>> Start RECORDS PROVIDED

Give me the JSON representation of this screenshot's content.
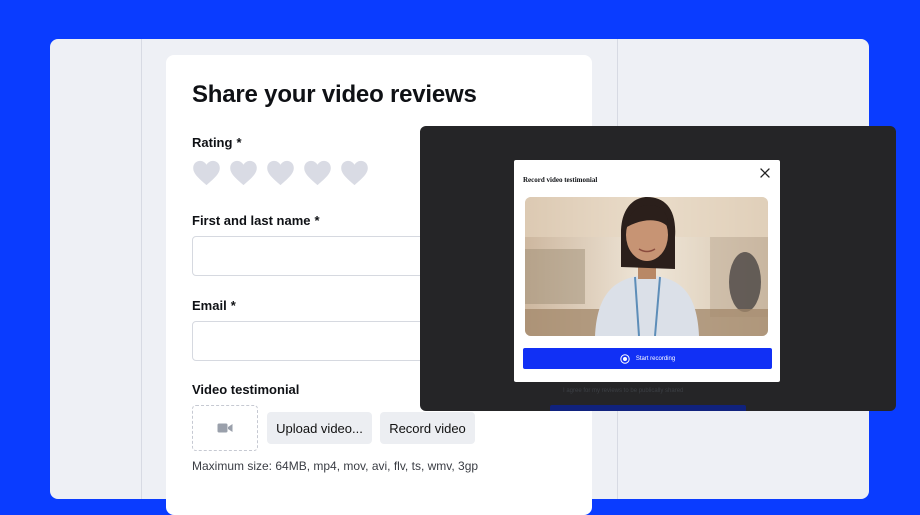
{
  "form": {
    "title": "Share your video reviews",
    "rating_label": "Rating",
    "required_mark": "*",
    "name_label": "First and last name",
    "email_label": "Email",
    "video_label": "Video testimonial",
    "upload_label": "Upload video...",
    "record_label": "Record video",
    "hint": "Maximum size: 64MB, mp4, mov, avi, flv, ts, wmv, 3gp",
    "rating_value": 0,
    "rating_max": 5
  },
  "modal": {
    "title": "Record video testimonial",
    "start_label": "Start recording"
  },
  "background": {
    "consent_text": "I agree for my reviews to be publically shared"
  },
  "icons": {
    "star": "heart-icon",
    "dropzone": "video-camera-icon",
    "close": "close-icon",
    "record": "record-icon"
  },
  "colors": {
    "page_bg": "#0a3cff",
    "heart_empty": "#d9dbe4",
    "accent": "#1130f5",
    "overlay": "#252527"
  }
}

>> End RECORDS PROVIDED

EXERCISE: Pictures in the records must not appear in the copy; transcribe everything else precisely.

CORRECT OUTPUT:
Give me the JSON representation of this screenshot's content.
{
  "form": {
    "title": "Share your video reviews",
    "rating_label": "Rating",
    "required_mark": "*",
    "name_label": "First and last name",
    "email_label": "Email",
    "video_label": "Video testimonial",
    "upload_label": "Upload video...",
    "record_label": "Record video",
    "hint": "Maximum size: 64MB, mp4, mov, avi, flv, ts, wmv, 3gp",
    "rating_value": 0,
    "rating_max": 5
  },
  "modal": {
    "title": "Record video testimonial",
    "start_label": "Start recording"
  },
  "background": {
    "consent_text": "I agree for my reviews to be publically shared"
  },
  "icons": {
    "star": "heart-icon",
    "dropzone": "video-camera-icon",
    "close": "close-icon",
    "record": "record-icon"
  },
  "colors": {
    "page_bg": "#0a3cff",
    "heart_empty": "#d9dbe4",
    "accent": "#1130f5",
    "overlay": "#252527"
  }
}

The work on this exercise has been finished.